TASK DETAILS
Note each line that includes the word "icon". Copy those lines.

AVAILABLE DATA
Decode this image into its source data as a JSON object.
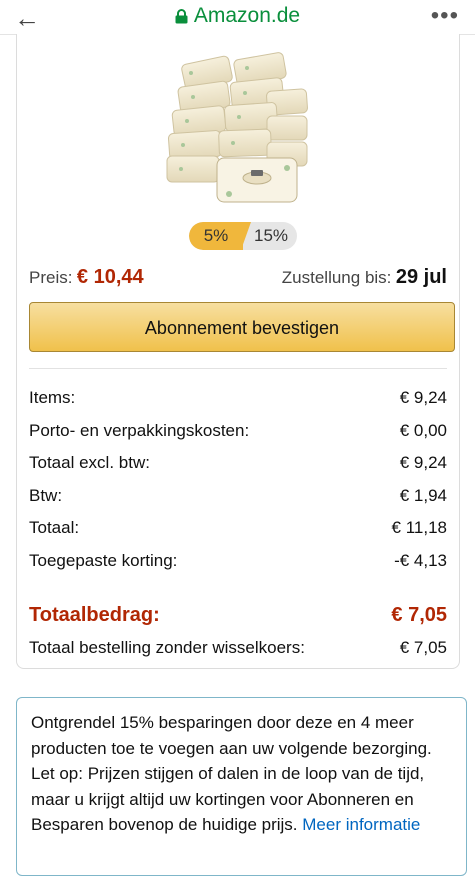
{
  "browser": {
    "back_icon": "arrow-left-icon",
    "url": "Amazon.de",
    "lock_icon": "lock-icon",
    "more_icon": "more-dots-icon"
  },
  "product": {
    "image": "baby-wipes-packs-image",
    "discount_tiers": [
      "5%",
      "15%"
    ],
    "price_label": "Preis:",
    "price": "€ 10,44",
    "delivery_label": "Zustellung bis:",
    "delivery_date": "29 jul"
  },
  "confirm_button": "Abonnement bevestigen",
  "summary": {
    "rows": [
      {
        "label": "Items:",
        "value": "€ 9,24"
      },
      {
        "label": "Porto- en verpakkingskosten:",
        "value": "€ 0,00"
      },
      {
        "label": "Totaal excl. btw:",
        "value": "€ 9,24"
      },
      {
        "label": "Btw:",
        "value": "€ 1,94"
      },
      {
        "label": "Totaal:",
        "value": "€ 11,18"
      },
      {
        "label": "Toegepaste korting:",
        "value": "-€ 4,13"
      }
    ],
    "total_label": "Totaalbedrag:",
    "total_value": "€ 7,05",
    "nofx_label": "Totaal bestelling zonder wisselkoers:",
    "nofx_value": "€ 7,05"
  },
  "info": {
    "text": "Ontgrendel 15% besparingen door deze en 4 meer producten toe te voegen aan uw volgende bezorging. Let op: Prijzen stijgen of dalen in de loop van de tijd, maar u krijgt altijd uw kortingen voor Abonneren en Besparen bovenop de huidige prijs.",
    "link": "Meer informatie"
  },
  "colors": {
    "url_green": "#0a8f3c",
    "price_red": "#b12704",
    "button_yellow": "#f0c14b",
    "tier_orange": "#f0b73c",
    "link_blue": "#0066c0",
    "info_border": "#7fb6c9"
  }
}
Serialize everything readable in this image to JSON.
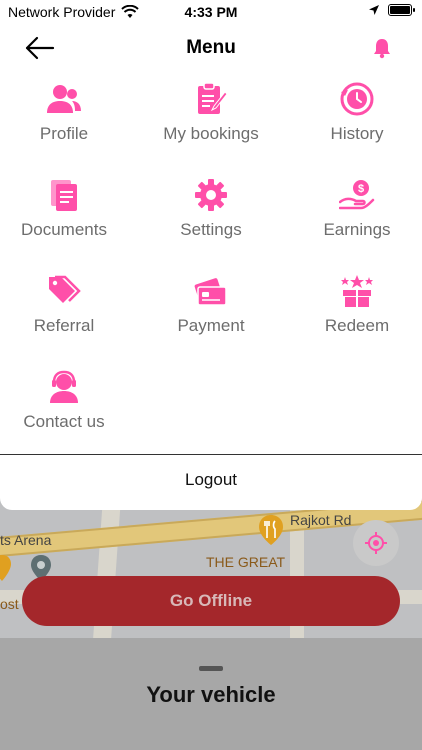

SOLUTION TO THIS PROBLEM
    "back_icon": "arrow-left-icon",
    "lock_icon": "lock-icon",
    "more_icon": "more-dots-icon"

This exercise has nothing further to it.